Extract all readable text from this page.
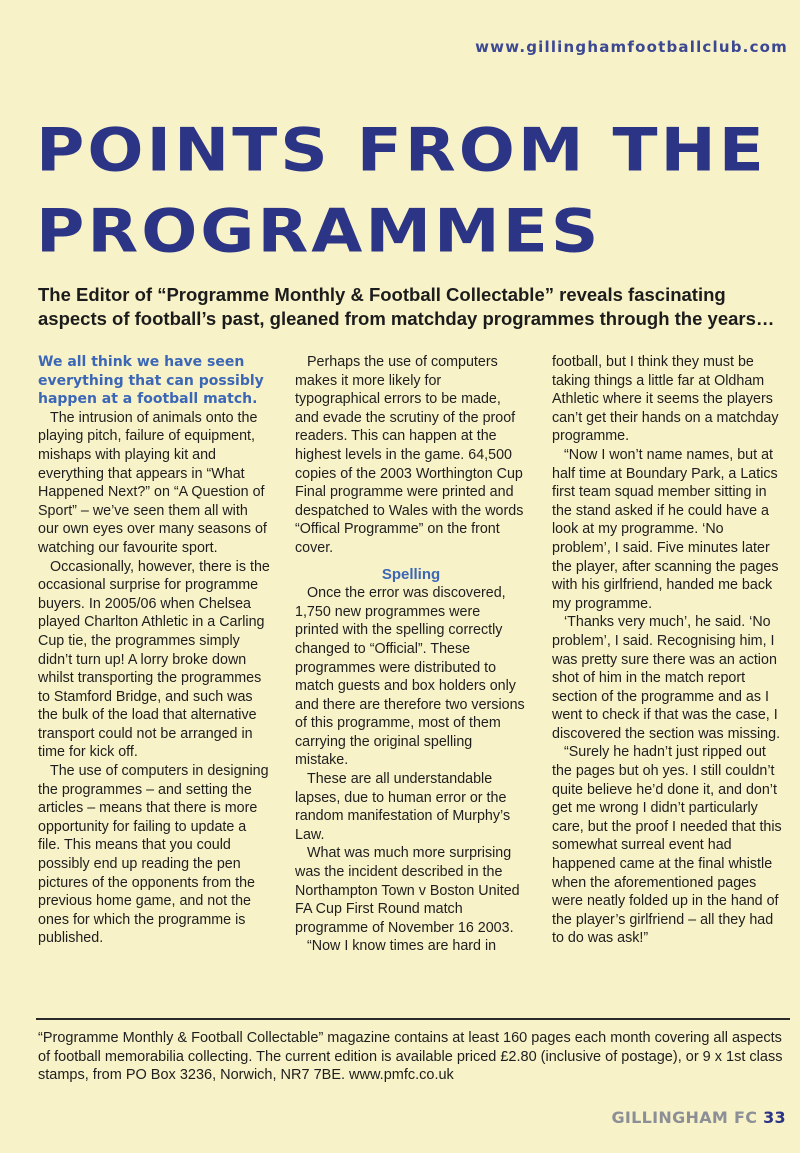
www.gillinghamfootballclub.com
POINTS FROM THE
PROGRAMMES
The Editor of “Programme Monthly & Football Collectable” reveals fascinating aspects of football’s past, gleaned from matchday programmes through the years…

We all think we have seen everything that can possibly happen at a football match.

The intrusion of animals onto the playing pitch, failure of equipment, mishaps with playing kit and everything that appears in “What Happened Next?” on “A Question of Sport” – we’ve seen them all with our own eyes over many seasons of watching our favourite sport.

Occasionally, however, there is the occasional surprise for programme buyers. In 2005/06 when Chelsea played Charlton Athletic in a Carling Cup tie, the programmes simply didn’t turn up! A lorry broke down whilst transporting the programmes to Stamford Bridge, and such was the bulk of the load that alternative transport could not be arranged in time for kick off.

The use of computers in designing the programmes – and setting the articles – means that there is more opportunity for failing to update a file. This means that you could possibly end up reading the pen pictures of the opponents from the previous home game, and not the ones for which the programme is published.

Perhaps the use of computers makes it more likely for typographical errors to be made, and evade the scrutiny of the proof readers. This can happen at the highest levels in the game. 64,500 copies of the 2003 Worthington Cup Final programme were printed and despatched to Wales with the words “Offical Programme” on the front cover.

Spelling

Once the error was discovered, 1,750 new programmes were printed with the spelling correctly changed to “Official”. These programmes were distributed to match guests and box holders only and there are therefore two versions of this programme, most of them carrying the original spelling mistake.

These are all understandable lapses, due to human error or the random manifestation of Murphy’s Law.

What was much more surprising was the incident described in the Northampton Town v Boston United FA Cup First Round match programme of November 16 2003.

“Now I know times are hard in

football, but I think they must be taking things a little far at Oldham Athletic where it seems the players can’t get their hands on a matchday programme.

“Now I won’t name names, but at half time at Boundary Park, a Latics first team squad member sitting in the stand asked if he could have a look at my programme. ‘No problem’, I said. Five minutes later the player, after scanning the pages with his girlfriend, handed me back my programme.

‘Thanks very much’, he said. ‘No problem’, I said. Recognising him, I was pretty sure there was an action shot of him in the match report section of the programme and as I went to check if that was the case, I discovered the section was missing.

“Surely he hadn’t just ripped out the pages but oh yes. I still couldn’t quite believe he’d done it, and don’t get me wrong I didn’t particularly care, but the proof I needed that this somewhat surreal event had happened came at the final whistle when the aforementioned pages were neatly folded up in the hand of the player’s girlfriend – all they had to do was ask!”

“Programme Monthly & Football Collectable” magazine contains at least 160 pages each month covering all aspects of football memorabilia collecting. The current edition is available priced £2.80 (inclusive of postage), or 9 x 1st class stamps, from PO Box 3236, Norwich, NR7 7BE. www.pmfc.co.uk
GILLINGHAM FC 33
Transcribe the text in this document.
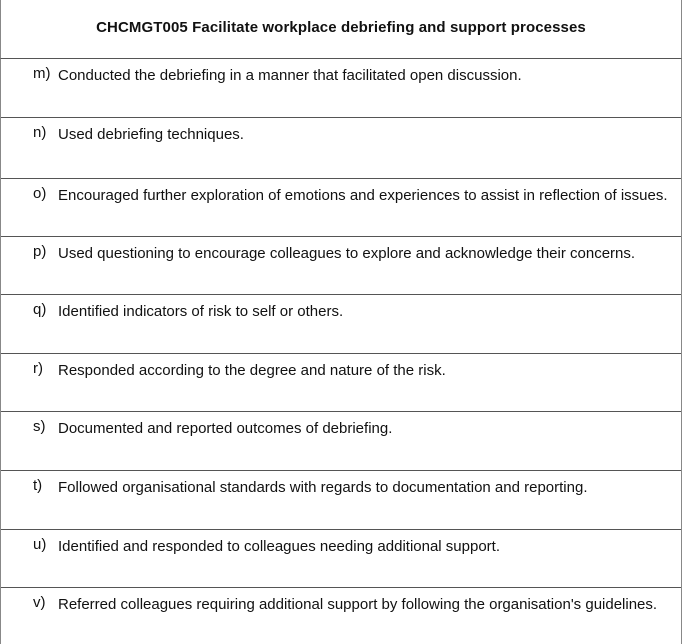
CHCMGT005 Facilitate workplace debriefing and support processes
m) Conducted the debriefing in a manner that facilitated open discussion.
n) Used debriefing techniques.
o) Encouraged further exploration of emotions and experiences to assist in reflection of issues.
p) Used questioning to encourage colleagues to explore and acknowledge their concerns.
q) Identified indicators of risk to self or others.
r) Responded according to the degree and nature of the risk.
s) Documented and reported outcomes of debriefing.
t) Followed organisational standards with regards to documentation and reporting.
u) Identified and responded to colleagues needing additional support.
v) Referred colleagues requiring additional support by following the organisation's guidelines.
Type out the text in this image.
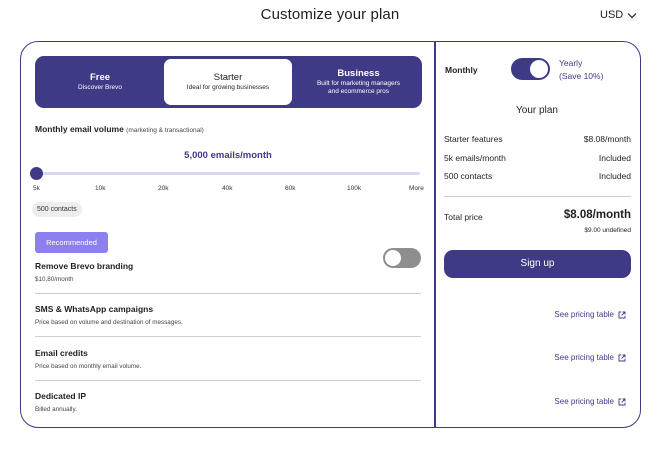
Customize your plan	USD
Free
Discover Brevo
Starter
Ideal for growing businesses
Business
Built for marketing managers
and ecommerce pros
Monthly email volume (marketing & transactional)
5,000 emails/month
5k	10k	20k	40k	60k	100k	More
500 contacts
Recommended
Remove Brevo branding
$10.80/month
SMS & WhatsApp campaigns
Price based on volume and destination of messages.
See pricing table
Email credits
Price based on monthly email volume.
See pricing table
Dedicated IP
Billed annually.
See pricing table
Monthly
Yearly
(Save 10%)
Your plan
Starter features	$8.08/month
5k emails/month	Included
500 contacts	Included
Total price	$8.08/month
$9.00 undefined
Sign up
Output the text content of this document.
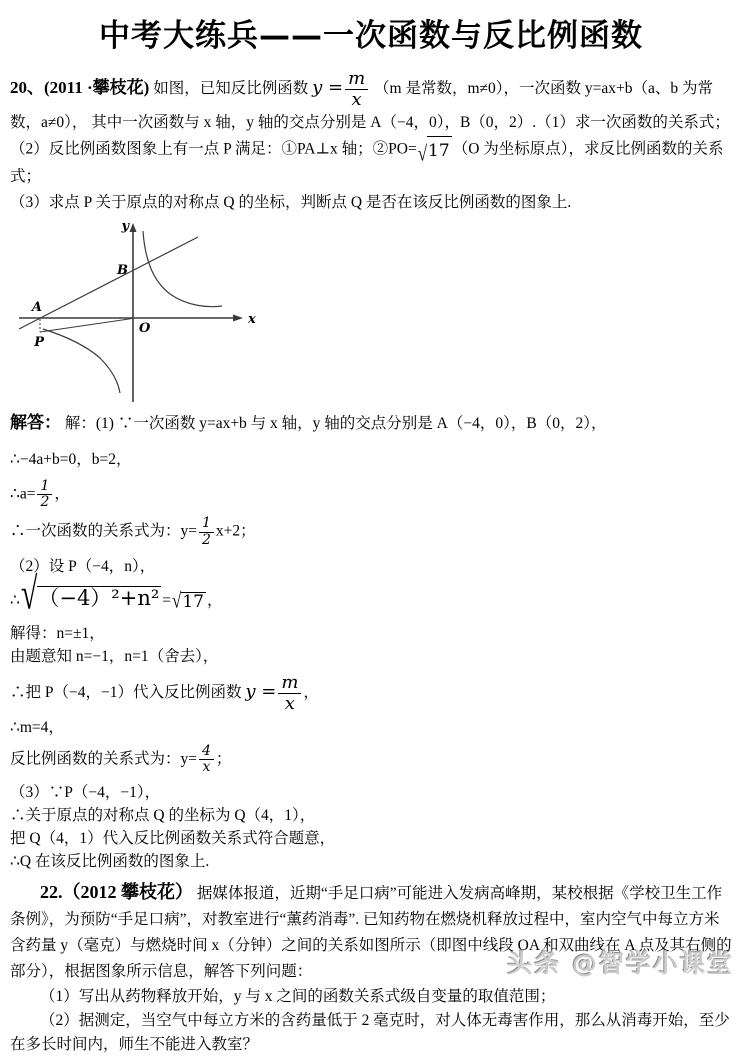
中考大练兵——一次函数与反比例函数

20、(2011 ·攀枝花) 如图，已知反比例函数 $y = \frac{m}{x} (m$ 是常数，m≠0），一次函数 y=ax+b（a、b 为常数，a≠0）， 其中一次函数与 x 轴，y 轴的交点分别是 A（−4，0），B（0，2）.（1）求一次函数的关系式；

（2）反比例函数图象上有一点 P 满足：①PA⊥x 轴；②PO= √ 17 （O 为坐标原点），求反比例函数的关系式；

（3）求点 P 关于原点的对称点 Q 的坐标，判断点 Q 是否在该反比例函数的图象上.

y
x
O
A
B
P

解答： 解：(1) ∵一次函数 y=ax+b 与 x 轴，y 轴的交点分别是 A（−4，0），B（0，2），

∴−4a+b=0，b=2，

∴a= $\frac{1}{2}$ ，

∴一次函数的关系式为：$y= \frac{1}{2} x+2$；

（2）设 P（−4，n），

∴ √ （−4）²+n² = √ 17 ，

解得：n=±1，

由题意知 n=−1，n=1（舍去），

∴把 P（−4，−1）代入反比例函数 $y = \frac{m}{x}$ ，

∴m=4，

反比例函数的关系式为：$y= \frac{4}{x}$ ；

（3）∵P（−4，−1），

∴关于原点的对称点 Q 的坐标为 Q（4，1），

把 Q（4，1）代入反比例函数关系式符合题意，

∴Q 在该反比例函数的图象上.

22.（2012 攀枝花） 据媒体报道，近期“手足口病”可能进入发病高峰期，某校根据《学校卫生工作条例》，为预防“手足口病”，对教室进行“薰药消毒”. 已知药物在燃烧机释放过程中，室内空气中每立方米含药量 y（毫克）与燃烧时间 x（分钟）之间的关系如图所示（即图中线段 OA 和双曲线在 A 点及其右侧的部分），根据图象所示信息，解答下列问题：

（1）写出从药物释放开始，y 与 x 之间的函数关系式级自变量的取值范围；

（2）据测定，当空气中每立方米的含药量低于 2 毫克时，对人体无毒害作用，那么从消毒开始，至少在多长时间内，师生不能进入教室？

头条 @智学小课堂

--------------------------------

Written request: Check each line above for the string "marketing", then copy the ones that have it.

Written solution:
Built for marketing managers
Monthly email volume (marketing & transactional)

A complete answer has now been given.